> **EXERCISE INSTRUCTIONS**:
Search the material below for the word "extract". Copy every line that has it.

======== INPUT RECORDS

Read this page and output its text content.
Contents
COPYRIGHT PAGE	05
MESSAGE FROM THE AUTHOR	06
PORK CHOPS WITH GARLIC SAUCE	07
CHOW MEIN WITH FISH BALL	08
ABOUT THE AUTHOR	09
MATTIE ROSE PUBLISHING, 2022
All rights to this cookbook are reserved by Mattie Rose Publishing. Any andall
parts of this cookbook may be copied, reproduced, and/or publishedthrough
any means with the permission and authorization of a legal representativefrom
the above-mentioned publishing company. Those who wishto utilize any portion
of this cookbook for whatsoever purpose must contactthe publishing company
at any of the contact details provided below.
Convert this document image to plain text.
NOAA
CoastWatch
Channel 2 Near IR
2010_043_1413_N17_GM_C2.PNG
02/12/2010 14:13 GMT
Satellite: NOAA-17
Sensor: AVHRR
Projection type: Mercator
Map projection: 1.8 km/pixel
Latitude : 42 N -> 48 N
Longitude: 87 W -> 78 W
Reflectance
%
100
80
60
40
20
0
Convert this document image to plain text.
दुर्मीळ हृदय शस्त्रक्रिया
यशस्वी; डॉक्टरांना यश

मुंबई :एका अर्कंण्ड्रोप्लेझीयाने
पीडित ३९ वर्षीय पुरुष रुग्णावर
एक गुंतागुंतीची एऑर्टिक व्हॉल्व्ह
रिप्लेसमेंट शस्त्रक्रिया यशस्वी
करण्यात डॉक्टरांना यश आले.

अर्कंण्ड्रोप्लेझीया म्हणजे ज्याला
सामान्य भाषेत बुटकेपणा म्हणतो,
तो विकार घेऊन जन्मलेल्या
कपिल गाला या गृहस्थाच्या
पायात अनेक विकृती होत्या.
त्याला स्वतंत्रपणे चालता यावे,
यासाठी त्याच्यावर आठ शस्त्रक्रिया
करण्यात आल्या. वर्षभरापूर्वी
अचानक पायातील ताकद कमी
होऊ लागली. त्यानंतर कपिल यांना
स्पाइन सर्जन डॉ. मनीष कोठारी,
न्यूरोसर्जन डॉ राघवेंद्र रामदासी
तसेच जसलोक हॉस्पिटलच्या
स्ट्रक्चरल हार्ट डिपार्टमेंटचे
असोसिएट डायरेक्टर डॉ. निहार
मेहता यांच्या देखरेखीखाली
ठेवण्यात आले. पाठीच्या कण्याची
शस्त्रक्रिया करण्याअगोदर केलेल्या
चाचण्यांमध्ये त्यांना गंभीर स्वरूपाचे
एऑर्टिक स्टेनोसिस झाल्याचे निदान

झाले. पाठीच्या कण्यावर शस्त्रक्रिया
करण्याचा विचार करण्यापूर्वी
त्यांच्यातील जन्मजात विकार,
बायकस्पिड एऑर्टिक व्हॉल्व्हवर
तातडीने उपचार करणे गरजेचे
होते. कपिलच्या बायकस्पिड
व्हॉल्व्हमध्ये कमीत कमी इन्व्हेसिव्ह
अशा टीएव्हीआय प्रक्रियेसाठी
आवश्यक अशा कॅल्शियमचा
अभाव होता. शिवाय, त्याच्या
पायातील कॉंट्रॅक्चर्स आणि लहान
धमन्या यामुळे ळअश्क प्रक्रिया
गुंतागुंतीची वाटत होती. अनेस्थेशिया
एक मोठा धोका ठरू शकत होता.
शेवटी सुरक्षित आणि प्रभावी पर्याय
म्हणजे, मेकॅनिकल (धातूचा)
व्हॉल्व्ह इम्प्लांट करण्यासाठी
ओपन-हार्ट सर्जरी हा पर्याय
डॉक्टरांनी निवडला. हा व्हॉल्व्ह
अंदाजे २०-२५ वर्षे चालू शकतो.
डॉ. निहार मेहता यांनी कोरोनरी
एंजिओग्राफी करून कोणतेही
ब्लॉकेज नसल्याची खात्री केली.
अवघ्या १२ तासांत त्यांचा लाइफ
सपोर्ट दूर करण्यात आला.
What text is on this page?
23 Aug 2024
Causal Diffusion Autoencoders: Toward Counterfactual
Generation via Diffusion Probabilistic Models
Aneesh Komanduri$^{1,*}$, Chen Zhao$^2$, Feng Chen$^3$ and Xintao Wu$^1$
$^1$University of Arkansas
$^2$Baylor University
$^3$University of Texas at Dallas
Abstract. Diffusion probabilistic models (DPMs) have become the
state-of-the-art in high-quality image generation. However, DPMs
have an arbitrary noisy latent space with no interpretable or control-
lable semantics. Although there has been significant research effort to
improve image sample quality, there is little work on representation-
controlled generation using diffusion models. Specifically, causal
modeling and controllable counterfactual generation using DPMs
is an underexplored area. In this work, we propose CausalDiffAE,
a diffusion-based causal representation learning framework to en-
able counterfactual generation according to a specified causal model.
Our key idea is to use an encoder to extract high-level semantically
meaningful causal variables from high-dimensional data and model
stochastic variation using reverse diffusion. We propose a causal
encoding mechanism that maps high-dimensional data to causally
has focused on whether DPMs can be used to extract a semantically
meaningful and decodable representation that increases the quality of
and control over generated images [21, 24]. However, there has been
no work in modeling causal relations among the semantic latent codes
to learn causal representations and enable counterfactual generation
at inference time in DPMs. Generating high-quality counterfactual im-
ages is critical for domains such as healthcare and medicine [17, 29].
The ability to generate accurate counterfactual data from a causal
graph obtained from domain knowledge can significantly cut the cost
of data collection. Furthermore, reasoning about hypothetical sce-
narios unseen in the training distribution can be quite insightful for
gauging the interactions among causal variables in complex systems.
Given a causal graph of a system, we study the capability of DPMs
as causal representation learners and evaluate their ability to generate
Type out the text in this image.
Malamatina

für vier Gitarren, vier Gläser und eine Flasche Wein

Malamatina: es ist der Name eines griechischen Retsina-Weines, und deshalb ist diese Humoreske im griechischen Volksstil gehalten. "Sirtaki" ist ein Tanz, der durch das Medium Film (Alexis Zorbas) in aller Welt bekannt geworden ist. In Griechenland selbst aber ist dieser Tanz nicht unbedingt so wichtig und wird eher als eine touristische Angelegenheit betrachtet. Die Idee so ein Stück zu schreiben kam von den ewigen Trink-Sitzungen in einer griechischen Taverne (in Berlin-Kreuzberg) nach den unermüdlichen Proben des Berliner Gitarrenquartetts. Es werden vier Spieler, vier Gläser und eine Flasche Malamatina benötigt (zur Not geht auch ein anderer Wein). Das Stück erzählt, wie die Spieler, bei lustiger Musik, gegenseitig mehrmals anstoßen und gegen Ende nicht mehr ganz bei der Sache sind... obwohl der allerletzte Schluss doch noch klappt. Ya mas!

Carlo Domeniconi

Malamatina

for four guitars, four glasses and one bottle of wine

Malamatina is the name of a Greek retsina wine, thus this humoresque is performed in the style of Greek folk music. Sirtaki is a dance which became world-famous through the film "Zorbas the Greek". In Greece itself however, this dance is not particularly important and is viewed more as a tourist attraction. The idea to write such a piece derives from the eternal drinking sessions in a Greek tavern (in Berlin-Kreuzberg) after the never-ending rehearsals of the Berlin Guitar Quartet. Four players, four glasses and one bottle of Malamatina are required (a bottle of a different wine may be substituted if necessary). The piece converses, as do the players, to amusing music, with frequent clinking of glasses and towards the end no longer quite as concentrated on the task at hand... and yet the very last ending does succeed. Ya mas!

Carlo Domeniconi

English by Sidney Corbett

================

> **COMPLETE ANSWER**:
Our key idea is to use an encoder to extract high-level semantically
has focused on whether DPMs can be used to extract a semantically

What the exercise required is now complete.